## STATED TASK
Set down each entry from the block beneath, exactly as written.

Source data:
* BEGIN *

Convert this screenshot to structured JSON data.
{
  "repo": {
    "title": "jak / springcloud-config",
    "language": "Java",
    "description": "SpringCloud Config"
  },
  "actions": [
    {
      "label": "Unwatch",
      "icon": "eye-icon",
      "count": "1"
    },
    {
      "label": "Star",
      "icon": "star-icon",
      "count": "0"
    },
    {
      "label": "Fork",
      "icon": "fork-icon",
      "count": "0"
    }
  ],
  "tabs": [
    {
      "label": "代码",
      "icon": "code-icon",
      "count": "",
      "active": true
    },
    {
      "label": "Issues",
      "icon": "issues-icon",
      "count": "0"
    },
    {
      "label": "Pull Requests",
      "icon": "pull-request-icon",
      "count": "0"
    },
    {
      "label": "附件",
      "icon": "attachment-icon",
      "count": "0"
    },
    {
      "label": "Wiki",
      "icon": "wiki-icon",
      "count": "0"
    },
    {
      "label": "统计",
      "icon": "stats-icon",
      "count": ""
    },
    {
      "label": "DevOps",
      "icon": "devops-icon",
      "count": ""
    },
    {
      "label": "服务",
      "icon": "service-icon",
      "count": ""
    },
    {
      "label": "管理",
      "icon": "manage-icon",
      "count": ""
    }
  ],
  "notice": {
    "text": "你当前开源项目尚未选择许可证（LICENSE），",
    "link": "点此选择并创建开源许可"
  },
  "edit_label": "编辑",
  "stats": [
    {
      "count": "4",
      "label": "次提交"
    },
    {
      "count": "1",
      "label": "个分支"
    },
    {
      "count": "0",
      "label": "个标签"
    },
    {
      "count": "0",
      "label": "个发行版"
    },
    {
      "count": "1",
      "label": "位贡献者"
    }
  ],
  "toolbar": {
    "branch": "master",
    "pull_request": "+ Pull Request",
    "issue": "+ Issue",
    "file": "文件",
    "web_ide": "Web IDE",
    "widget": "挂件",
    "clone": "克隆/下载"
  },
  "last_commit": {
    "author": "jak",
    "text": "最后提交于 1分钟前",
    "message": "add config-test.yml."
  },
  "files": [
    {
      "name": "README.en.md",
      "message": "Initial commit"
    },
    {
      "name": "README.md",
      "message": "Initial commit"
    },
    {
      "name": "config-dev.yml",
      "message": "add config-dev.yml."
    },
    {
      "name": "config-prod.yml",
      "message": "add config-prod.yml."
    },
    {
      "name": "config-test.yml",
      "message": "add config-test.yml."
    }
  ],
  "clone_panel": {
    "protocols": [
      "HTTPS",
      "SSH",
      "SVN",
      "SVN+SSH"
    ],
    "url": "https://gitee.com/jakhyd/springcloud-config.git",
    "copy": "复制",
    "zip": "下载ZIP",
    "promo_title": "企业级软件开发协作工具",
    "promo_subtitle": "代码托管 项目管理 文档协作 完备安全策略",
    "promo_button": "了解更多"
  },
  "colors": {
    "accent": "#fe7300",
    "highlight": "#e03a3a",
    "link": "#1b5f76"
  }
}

* END *

## TASK RESPONSE
Convert this screenshot to structured JSON data.
{
  "repo": {
    "title": "jak / springcloud-config",
    "language": "Java",
    "description": "SpringCloud Config"
  },
  "actions": [
    {
      "label": "Unwatch",
      "icon": "eye-icon",
      "count": "1"
    },
    {
      "label": "Star",
      "icon": "star-icon",
      "count": "0"
    },
    {
      "label": "Fork",
      "icon": "fork-icon",
      "count": "0"
    }
  ],
  "tabs": [
    {
      "label": "代码",
      "icon": "code-icon",
      "count": "",
      "active": true
    },
    {
      "label": "Issues",
      "icon": "issues-icon",
      "count": "0"
    },
    {
      "label": "Pull Requests",
      "icon": "pull-request-icon",
      "count": "0"
    },
    {
      "label": "附件",
      "icon": "attachment-icon",
      "count": "0"
    },
    {
      "label": "Wiki",
      "icon": "wiki-icon",
      "count": "0"
    },
    {
      "label": "统计",
      "icon": "stats-icon",
      "count": ""
    },
    {
      "label": "DevOps",
      "icon": "devops-icon",
      "count": ""
    },
    {
      "label": "服务",
      "icon": "service-icon",
      "count": ""
    },
    {
      "label": "管理",
      "icon": "manage-icon",
      "count": ""
    }
  ],
  "notice": {
    "text": "你当前开源项目尚未选择许可证（LICENSE），",
    "link": "点此选择并创建开源许可"
  },
  "edit_label": "编辑",
  "stats": [
    {
      "count": "4",
      "label": "次提交"
    },
    {
      "count": "1",
      "label": "个分支"
    },
    {
      "count": "0",
      "label": "个标签"
    },
    {
      "count": "0",
      "label": "个发行版"
    },
    {
      "count": "1",
      "label": "位贡献者"
    }
  ],
  "toolbar": {
    "branch": "master",
    "pull_request": "+ Pull Request",
    "issue": "+ Issue",
    "file": "文件",
    "web_ide": "Web IDE",
    "widget": "挂件",
    "clone": "克隆/下载"
  },
  "last_commit": {
    "author": "jak",
    "text": "最后提交于 1分钟前",
    "message": "add config-test.yml."
  },
  "files": [
    {
      "name": "README.en.md",
      "message": "Initial commit"
    },
    {
      "name": "README.md",
      "message": "Initial commit"
    },
    {
      "name": "config-dev.yml",
      "message": "add config-dev.yml."
    },
    {
      "name": "config-prod.yml",
      "message": "add config-prod.yml."
    },
    {
      "name": "config-test.yml",
      "message": "add config-test.yml."
    }
  ],
  "clone_panel": {
    "protocols": [
      "HTTPS",
      "SSH",
      "SVN",
      "SVN+SSH"
    ],
    "url": "https://gitee.com/jakhyd/springcloud-config.git",
    "copy": "复制",
    "zip": "下载ZIP",
    "promo_title": "企业级软件开发协作工具",
    "promo_subtitle": "代码托管 项目管理 文档协作 完备安全策略",
    "promo_button": "了解更多"
  },
  "colors": {
    "accent": "#fe7300",
    "highlight": "#e03a3a",
    "link": "#1b5f76"
  }
}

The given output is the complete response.